Given problem
Find each line with the word "favicon" and copy it.

(begin)

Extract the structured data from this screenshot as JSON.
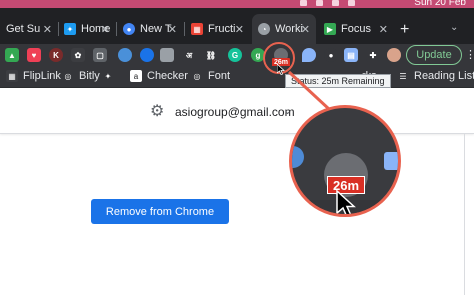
{
  "menubar": {
    "clock": "Sun 20 Feb",
    "background": "#c44a73"
  },
  "tabs": [
    {
      "title": "Get Su",
      "favicon": "partial-tab-icon",
      "color": "#5f6368",
      "active": false
    },
    {
      "title": "Home",
      "favicon": "twitter-icon",
      "color": "#1d9bf0",
      "active": false
    },
    {
      "title": "New T",
      "favicon": "water-drop-icon",
      "color": "#4285f4",
      "active": false
    },
    {
      "title": "Fructi",
      "favicon": "calendar-icon",
      "color": "#ea4335",
      "active": false
    },
    {
      "title": "Worki",
      "favicon": "timer-icon",
      "color": "#9aa0a6",
      "active": true
    },
    {
      "title": "Focus",
      "favicon": "play-icon",
      "color": "#34a853",
      "active": false
    }
  ],
  "toolbar": {
    "update_label": "Update",
    "extensions": [
      {
        "name": "drive-icon",
        "color": "#34a853",
        "glyph": ""
      },
      {
        "name": "pocket-icon",
        "color": "#ef4056",
        "glyph": "♥"
      },
      {
        "name": "k-extension-icon",
        "color": "#7a2b2b",
        "glyph": "K"
      },
      {
        "name": "flower-icon",
        "color": "#3c3d41",
        "glyph": "✿"
      },
      {
        "name": "frame-icon",
        "color": "#5f6368",
        "glyph": "▢"
      },
      {
        "name": "chat-bubble-icon",
        "color": "#4a90d9",
        "glyph": "●"
      },
      {
        "name": "blue-dot-icon",
        "color": "#1a73e8",
        "glyph": "●"
      },
      {
        "name": "square-icon",
        "color": "#9aa0a6",
        "glyph": "■"
      },
      {
        "name": "hindi-script-icon",
        "color": "#35363a",
        "glyph": "अ"
      },
      {
        "name": "link-icon",
        "color": "#35363a",
        "glyph": "⛓"
      },
      {
        "name": "grammarly-icon",
        "color": "#15c39a",
        "glyph": "G"
      },
      {
        "name": "g-circle-icon",
        "color": "#34a853",
        "glyph": "g"
      }
    ],
    "timer_extension_badge": "26m",
    "trailing_extensions": [
      {
        "name": "blue-drop-icon",
        "color": "#8ab4f8",
        "glyph": "◆"
      },
      {
        "name": "bomb-icon",
        "color": "#35363a",
        "glyph": "●"
      },
      {
        "name": "note-icon",
        "color": "#8ab4f8",
        "glyph": "▤"
      },
      {
        "name": "puzzle-icon",
        "color": "#35363a",
        "glyph": "✚"
      },
      {
        "name": "profile-avatar-icon",
        "color": "#d9a38b",
        "glyph": ""
      }
    ]
  },
  "bookmarks": [
    {
      "label": "FlipLink",
      "icon": "fliplink-icon",
      "color": "#3c3d41",
      "glyph": "▦"
    },
    {
      "label": "Bitly",
      "icon": "globe-icon",
      "color": "#35363a",
      "glyph": "◎"
    },
    {
      "label": "",
      "icon": "star-bookmark-icon",
      "color": "#35363a",
      "glyph": "✦"
    },
    {
      "label": "Checker",
      "icon": "amazon-icon",
      "color": "#ffffff",
      "glyph": "a"
    },
    {
      "label": "Font",
      "icon": "font-icon",
      "color": "#35363a",
      "glyph": "◎"
    },
    {
      "label": "rks",
      "icon": "bookmark-icon",
      "color": "#35363a",
      "glyph": ""
    },
    {
      "label": "Reading List",
      "icon": "reading-list-icon",
      "color": "#35363a",
      "glyph": "☰"
    }
  ],
  "tooltip": "Status: 25m Remaining",
  "page": {
    "account_email": "asiogroup@gmail.com",
    "remove_button": "Remove from Chrome"
  },
  "zoom": {
    "badge": "26m",
    "ring_color": "#e8624f"
  }
}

(end)

Right answer
      "favicon": "partial-tab-icon",
      "favicon": "twitter-icon",
      "favicon": "water-drop-icon",
      "favicon": "calendar-icon",
      "favicon": "timer-icon",
      "favicon": "play-icon",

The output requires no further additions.